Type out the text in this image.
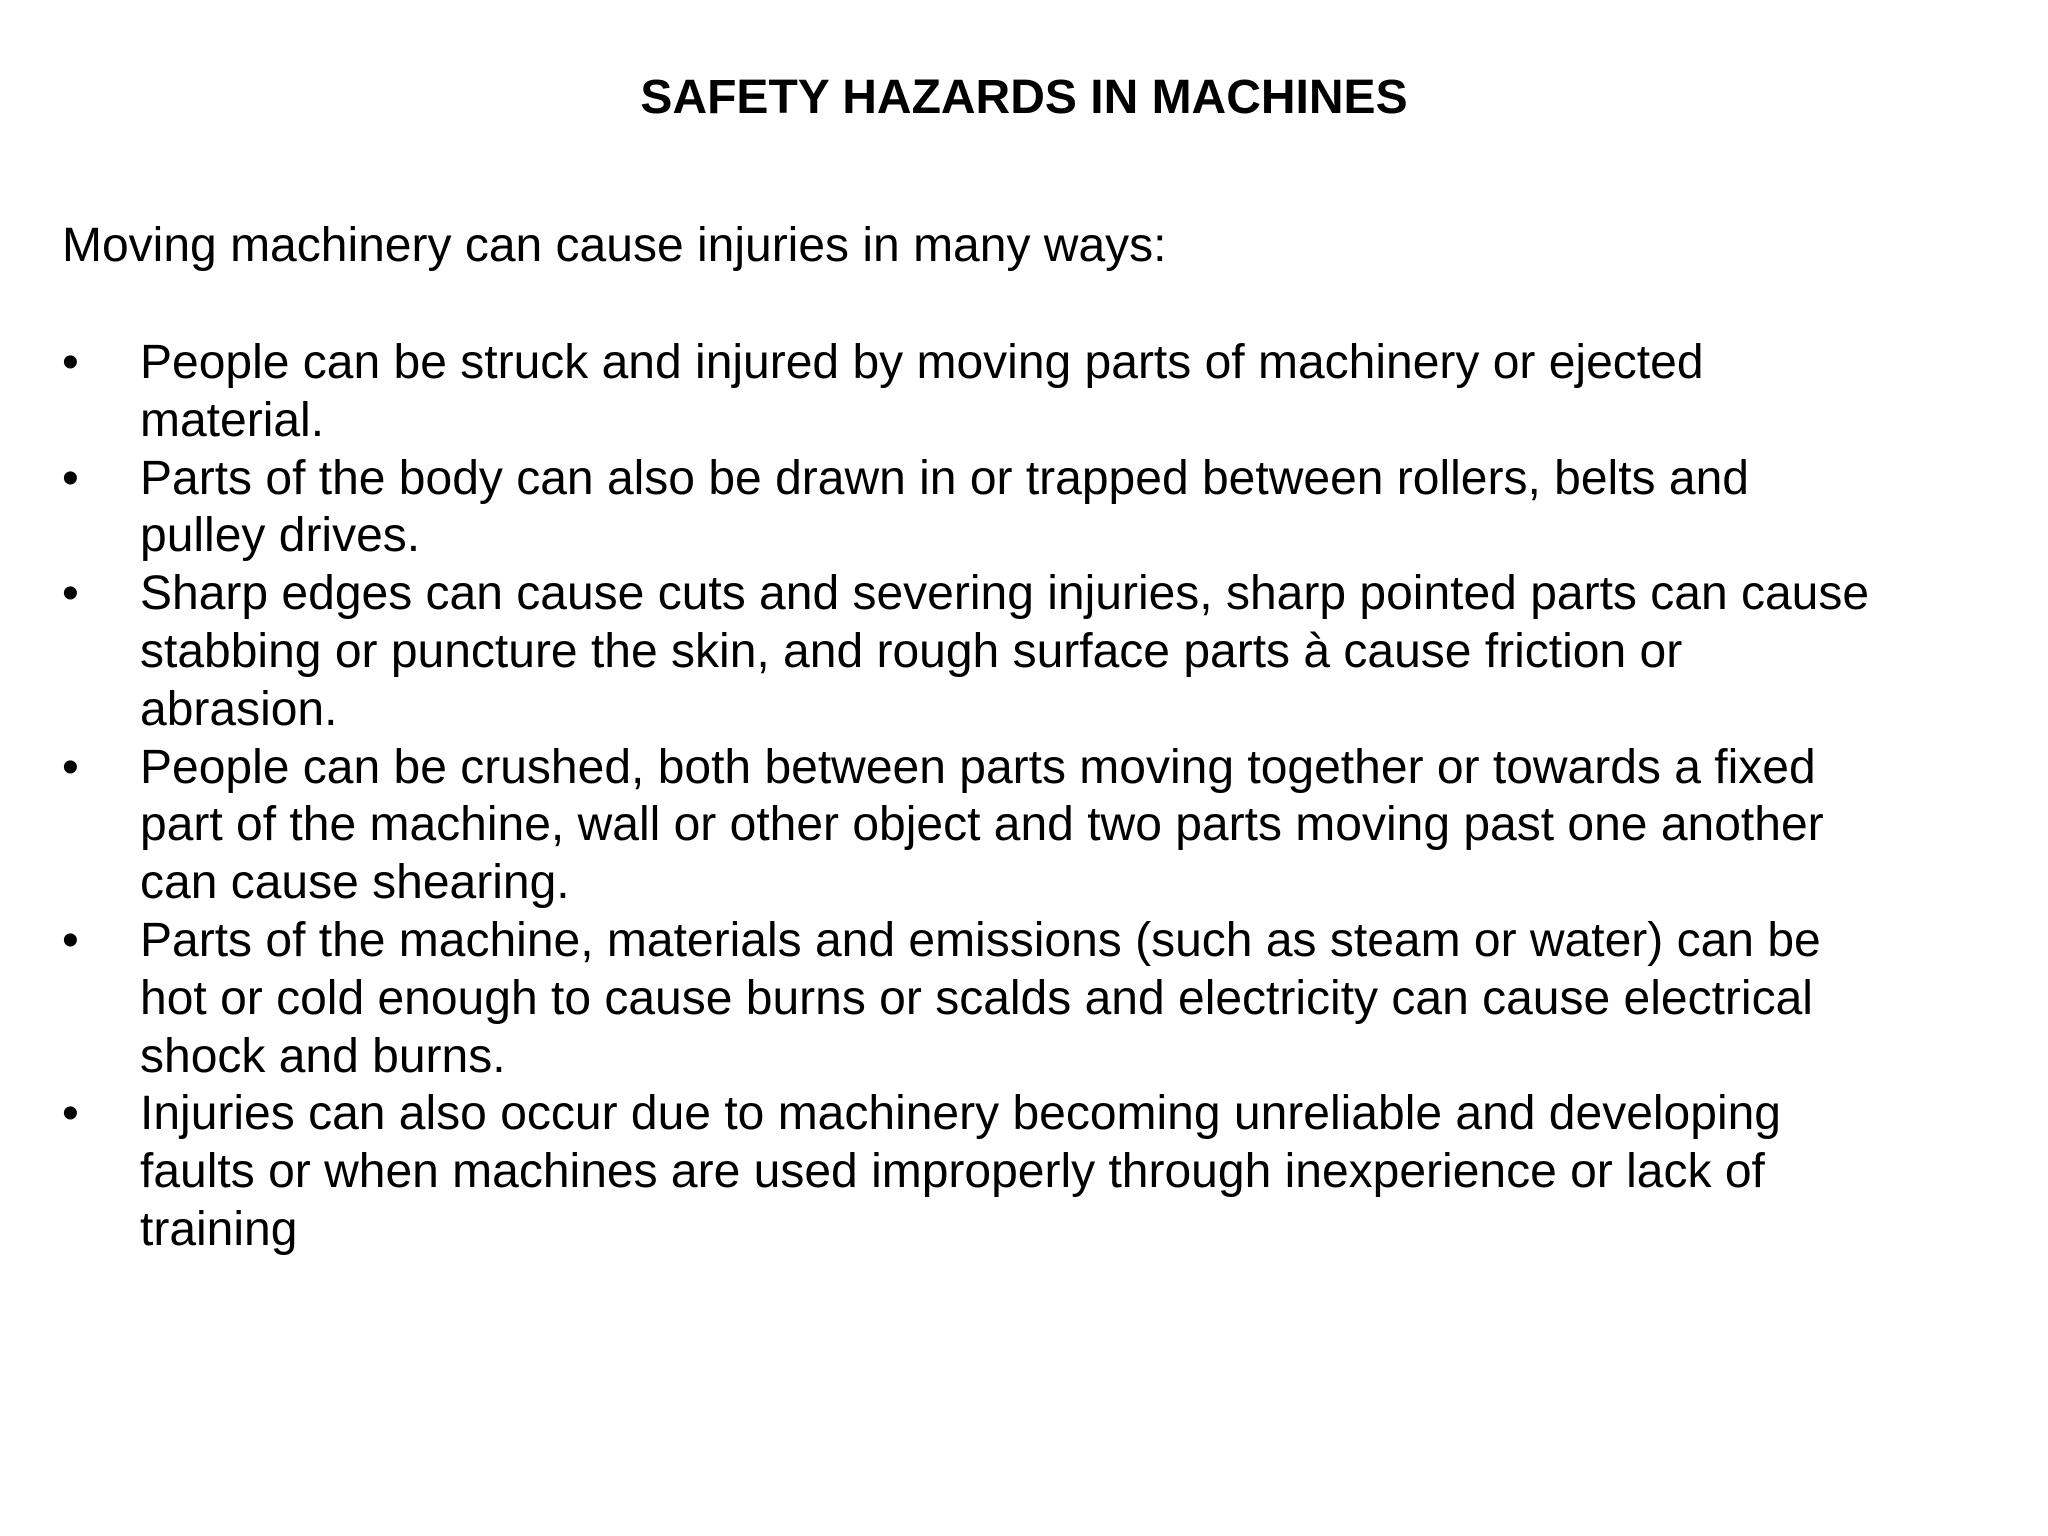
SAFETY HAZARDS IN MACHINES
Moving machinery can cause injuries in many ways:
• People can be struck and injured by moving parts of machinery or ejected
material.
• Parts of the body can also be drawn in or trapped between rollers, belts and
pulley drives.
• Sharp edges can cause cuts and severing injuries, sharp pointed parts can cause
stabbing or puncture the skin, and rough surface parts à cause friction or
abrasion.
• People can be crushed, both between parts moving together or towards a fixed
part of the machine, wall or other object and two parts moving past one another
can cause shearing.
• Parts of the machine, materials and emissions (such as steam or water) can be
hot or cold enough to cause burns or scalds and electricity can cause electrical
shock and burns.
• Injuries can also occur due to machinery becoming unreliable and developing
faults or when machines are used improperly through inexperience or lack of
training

==

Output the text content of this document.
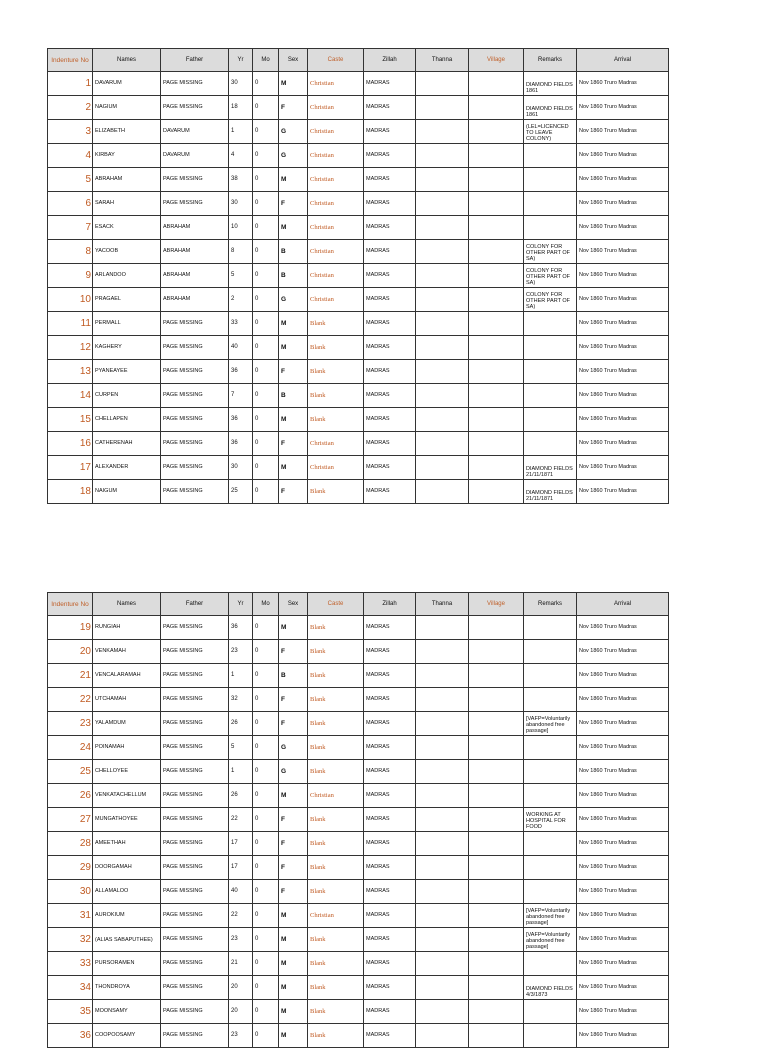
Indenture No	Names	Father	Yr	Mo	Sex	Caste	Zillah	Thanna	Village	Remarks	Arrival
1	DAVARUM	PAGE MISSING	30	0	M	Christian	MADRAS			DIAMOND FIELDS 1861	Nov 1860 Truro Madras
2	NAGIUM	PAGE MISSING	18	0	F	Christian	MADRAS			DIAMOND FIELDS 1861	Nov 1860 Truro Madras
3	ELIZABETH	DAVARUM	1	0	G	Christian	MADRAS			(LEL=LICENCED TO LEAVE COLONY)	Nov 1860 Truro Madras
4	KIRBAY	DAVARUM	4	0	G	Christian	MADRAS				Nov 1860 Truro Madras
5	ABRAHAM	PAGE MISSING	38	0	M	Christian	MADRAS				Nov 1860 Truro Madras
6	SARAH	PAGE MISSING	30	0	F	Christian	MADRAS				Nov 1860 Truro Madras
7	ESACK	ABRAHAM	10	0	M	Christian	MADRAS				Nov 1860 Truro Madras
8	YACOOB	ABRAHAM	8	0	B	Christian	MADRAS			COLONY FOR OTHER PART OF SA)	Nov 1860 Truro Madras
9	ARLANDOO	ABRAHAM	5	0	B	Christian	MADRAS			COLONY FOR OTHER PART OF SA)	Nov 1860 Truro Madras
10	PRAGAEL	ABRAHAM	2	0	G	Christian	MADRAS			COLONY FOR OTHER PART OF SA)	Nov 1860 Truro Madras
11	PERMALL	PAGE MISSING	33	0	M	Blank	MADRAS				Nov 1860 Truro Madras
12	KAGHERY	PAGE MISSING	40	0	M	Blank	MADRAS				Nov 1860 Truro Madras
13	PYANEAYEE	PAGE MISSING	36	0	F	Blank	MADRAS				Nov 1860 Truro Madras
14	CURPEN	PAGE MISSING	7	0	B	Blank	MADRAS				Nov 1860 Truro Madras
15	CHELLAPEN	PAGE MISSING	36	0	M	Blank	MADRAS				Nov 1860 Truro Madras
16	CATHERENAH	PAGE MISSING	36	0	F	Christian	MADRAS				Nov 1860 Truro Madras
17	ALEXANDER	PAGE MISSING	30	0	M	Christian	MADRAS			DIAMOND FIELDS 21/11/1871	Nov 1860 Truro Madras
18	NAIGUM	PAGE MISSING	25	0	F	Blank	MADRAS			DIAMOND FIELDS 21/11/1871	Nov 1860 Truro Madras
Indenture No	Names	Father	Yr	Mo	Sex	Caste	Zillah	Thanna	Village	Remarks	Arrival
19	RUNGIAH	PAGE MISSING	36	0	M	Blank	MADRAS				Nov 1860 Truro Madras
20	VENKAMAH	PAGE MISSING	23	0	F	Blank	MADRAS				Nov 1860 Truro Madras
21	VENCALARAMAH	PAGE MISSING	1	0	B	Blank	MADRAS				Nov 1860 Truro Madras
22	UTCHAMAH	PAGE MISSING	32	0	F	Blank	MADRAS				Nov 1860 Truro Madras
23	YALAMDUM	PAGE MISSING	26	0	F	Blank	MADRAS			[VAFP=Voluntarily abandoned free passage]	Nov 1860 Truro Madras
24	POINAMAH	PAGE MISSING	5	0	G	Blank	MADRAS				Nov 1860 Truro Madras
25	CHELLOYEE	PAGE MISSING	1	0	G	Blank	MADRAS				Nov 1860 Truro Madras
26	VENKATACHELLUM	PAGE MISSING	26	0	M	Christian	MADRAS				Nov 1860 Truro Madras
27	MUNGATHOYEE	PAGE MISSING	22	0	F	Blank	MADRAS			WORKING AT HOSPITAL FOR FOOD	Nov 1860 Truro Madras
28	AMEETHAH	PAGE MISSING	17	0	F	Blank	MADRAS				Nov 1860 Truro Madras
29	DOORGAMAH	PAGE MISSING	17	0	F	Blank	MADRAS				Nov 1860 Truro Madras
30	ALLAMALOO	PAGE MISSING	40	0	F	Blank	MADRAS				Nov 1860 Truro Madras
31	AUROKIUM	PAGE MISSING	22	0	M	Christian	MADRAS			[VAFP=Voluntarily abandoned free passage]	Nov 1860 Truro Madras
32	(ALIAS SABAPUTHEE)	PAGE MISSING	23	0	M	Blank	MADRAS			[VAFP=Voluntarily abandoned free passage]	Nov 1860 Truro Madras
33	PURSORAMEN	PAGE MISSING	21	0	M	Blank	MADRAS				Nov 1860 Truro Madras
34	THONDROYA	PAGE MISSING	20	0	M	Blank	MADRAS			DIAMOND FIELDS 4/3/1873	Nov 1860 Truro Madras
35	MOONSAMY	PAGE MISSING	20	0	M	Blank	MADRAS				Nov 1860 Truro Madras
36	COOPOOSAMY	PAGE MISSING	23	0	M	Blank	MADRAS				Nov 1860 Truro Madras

* * *

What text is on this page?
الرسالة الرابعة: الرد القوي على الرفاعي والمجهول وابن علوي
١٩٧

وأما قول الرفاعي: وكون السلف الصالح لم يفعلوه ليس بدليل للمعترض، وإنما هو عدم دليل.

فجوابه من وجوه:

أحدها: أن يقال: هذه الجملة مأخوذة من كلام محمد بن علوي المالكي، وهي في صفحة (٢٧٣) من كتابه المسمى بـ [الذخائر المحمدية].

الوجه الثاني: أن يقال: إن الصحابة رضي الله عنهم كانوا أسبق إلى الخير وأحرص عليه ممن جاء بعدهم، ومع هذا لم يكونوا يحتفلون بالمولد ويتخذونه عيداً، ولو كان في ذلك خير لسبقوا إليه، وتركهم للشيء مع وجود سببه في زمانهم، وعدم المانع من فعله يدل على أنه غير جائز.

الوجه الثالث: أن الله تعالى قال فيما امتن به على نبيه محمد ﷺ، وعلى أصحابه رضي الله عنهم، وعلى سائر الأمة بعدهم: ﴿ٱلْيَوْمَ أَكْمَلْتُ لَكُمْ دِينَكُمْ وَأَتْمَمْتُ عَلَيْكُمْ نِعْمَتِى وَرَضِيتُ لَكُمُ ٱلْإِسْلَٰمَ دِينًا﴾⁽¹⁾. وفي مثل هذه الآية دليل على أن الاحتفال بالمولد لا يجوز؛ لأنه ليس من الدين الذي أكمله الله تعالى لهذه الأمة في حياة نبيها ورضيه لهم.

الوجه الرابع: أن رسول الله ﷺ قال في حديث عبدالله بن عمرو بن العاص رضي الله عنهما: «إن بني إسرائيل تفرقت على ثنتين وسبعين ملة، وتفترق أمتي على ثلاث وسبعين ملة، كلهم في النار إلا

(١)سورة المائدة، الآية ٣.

__PROBLEM DETAILS__:
In the material above, find each line that contains the word "COLONY", and select it.

__THE ANSWER__:
3	ELIZABETH	DAVARUM	1	0	G	Christian	MADRAS			(LEL=LICENCED TO LEAVE COLONY)	Nov 1860 Truro Madras
8	YACOOB	ABRAHAM	8	0	B	Christian	MADRAS			COLONY FOR OTHER PART OF SA)	Nov 1860 Truro Madras
9	ARLANDOO	ABRAHAM	5	0	B	Christian	MADRAS			COLONY FOR OTHER PART OF SA)	Nov 1860 Truro Madras
10	PRAGAEL	ABRAHAM	2	0	G	Christian	MADRAS			COLONY FOR OTHER PART OF SA)	Nov 1860 Truro Madras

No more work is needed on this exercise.